(Records contained in a dataset)
---+---
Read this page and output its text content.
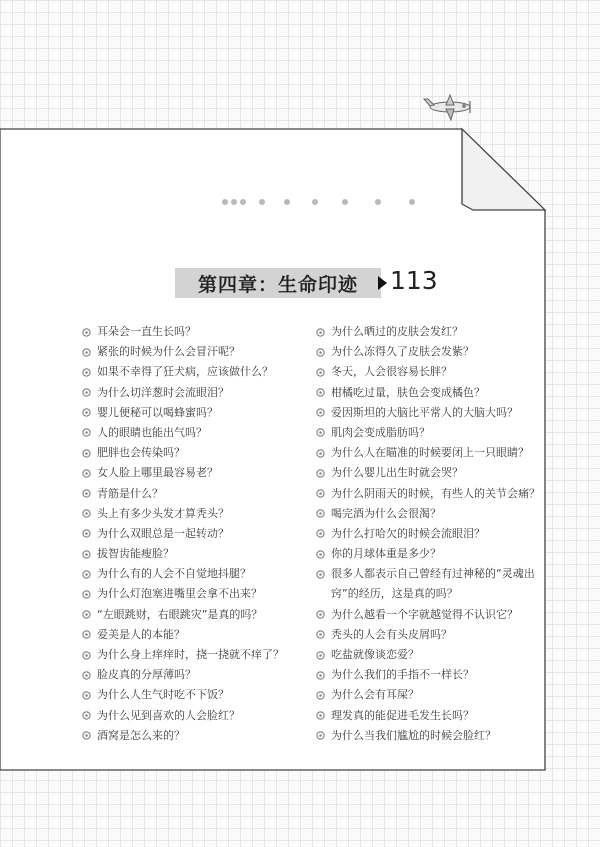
第四章：生命印迹 113
耳朵会一直生长吗？
紧张的时候为什么会冒汗呢？
如果不幸得了狂犬病，应该做什么？
为什么切洋葱时会流眼泪？
婴儿便秘可以喝蜂蜜吗？
人的眼睛也能出气吗？
肥胖也会传染吗？
女人脸上哪里最容易老？
青筋是什么？
头上有多少头发才算秃头？
为什么双眼总是一起转动？
拔智齿能瘦脸？
为什么有的人会不自觉地抖腿？
为什么灯泡塞进嘴里会拿不出来？
“左眼跳财，右眼跳灾”是真的吗？
爱美是人的本能？
为什么身上痒痒时，挠一挠就不痒了？
脸皮真的分厚薄吗？
为什么人生气时吃不下饭？
为什么见到喜欢的人会脸红？
酒窝是怎么来的？
为什么晒过的皮肤会发红？
为什么冻得久了皮肤会发紫？
冬天，人会很容易长胖？
柑橘吃过量，肤色会变成橘色？
爱因斯坦的大脑比平常人的大脑大吗？
肌肉会变成脂肪吗？
为什么人在瞄准的时候要闭上一只眼睛？
为什么婴儿出生时就会哭？
为什么阴雨天的时候，有些人的关节会痛？
喝完酒为什么会很渴？
为什么打哈欠的时候会流眼泪？
你的月球体重是多少？
很多人都表示自己曾经有过神秘的“灵魂出窍”的经历，这是真的吗？
为什么越看一个字就越觉得不认识它？
秃头的人会有头皮屑吗？
吃盐就像谈恋爱？
为什么我们的手指不一样长？
为什么会有耳屎？
理发真的能促进毛发生长吗？
为什么当我们尴尬的时候会脸红？
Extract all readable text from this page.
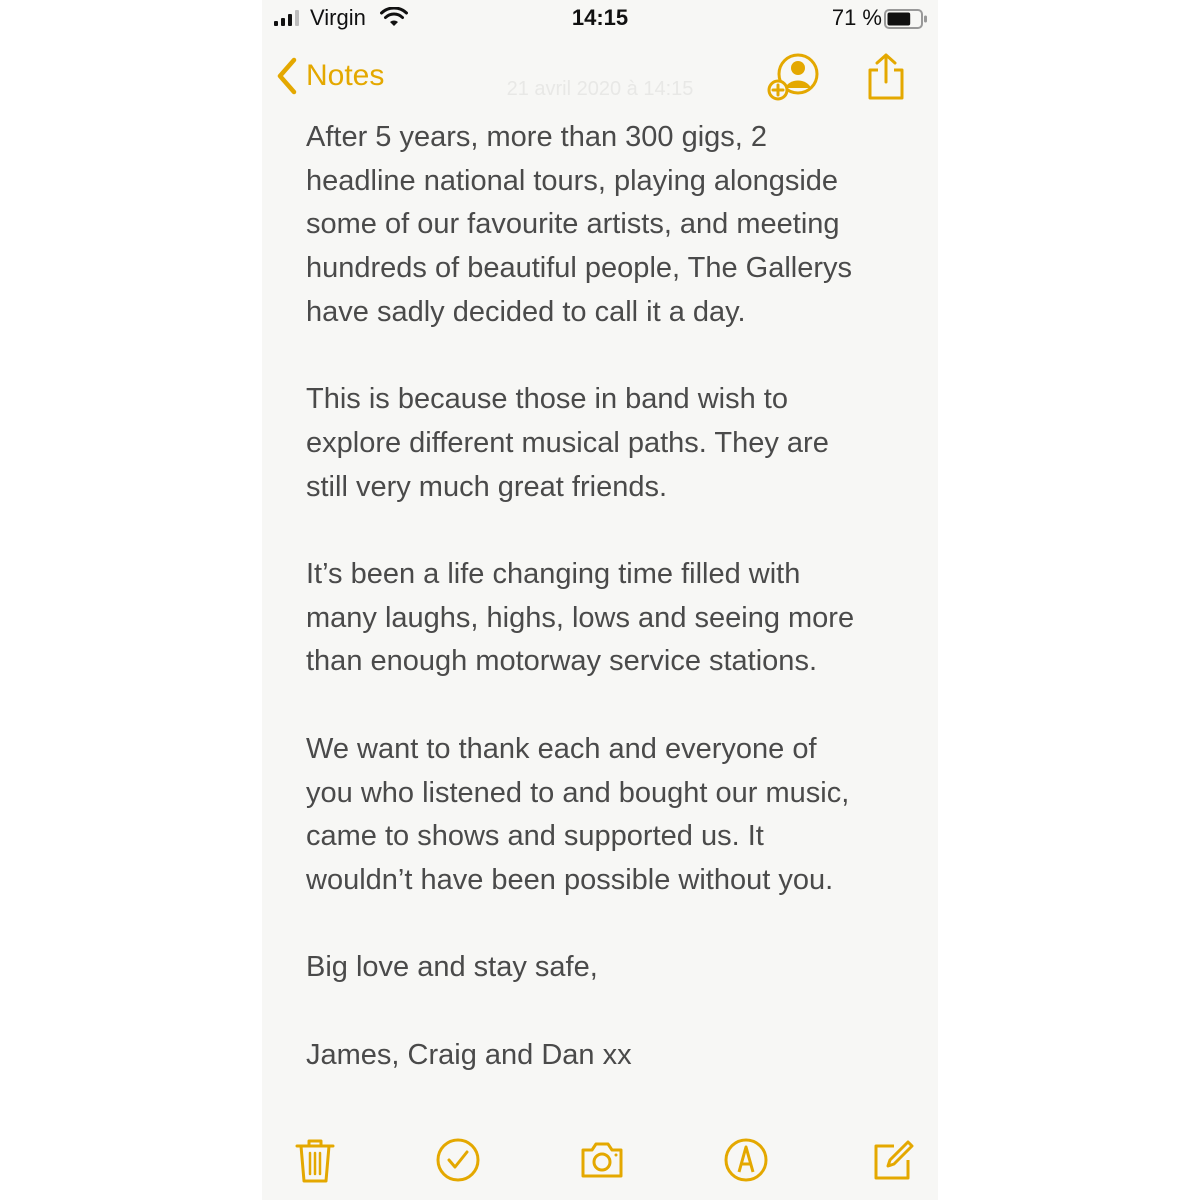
Virgin	14:15	71 %
Notes	21 avril 2020 à 14:15

After 5 years, more than 300 gigs, 2
headline national tours, playing alongside
some of our favourite artists, and meeting
hundreds of beautiful people, The Gallerys
have sadly decided to call it a day.

This is because those in band wish to
explore different musical paths. They are
still very much great friends.

It’s been a life changing time filled with
many laughs, highs, lows and seeing more
than enough motorway service stations.

We want to thank each and everyone of
you who listened to and bought our music,
came to shows and supported us. It
wouldn’t have been possible without you.

Big love and stay safe,

James, Craig and Dan xx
---+---
Set problem:
Each line that holds the word "been" is to be copied.

Written solution:
It’s been a life changing time filled with
wouldn’t have been possible without you.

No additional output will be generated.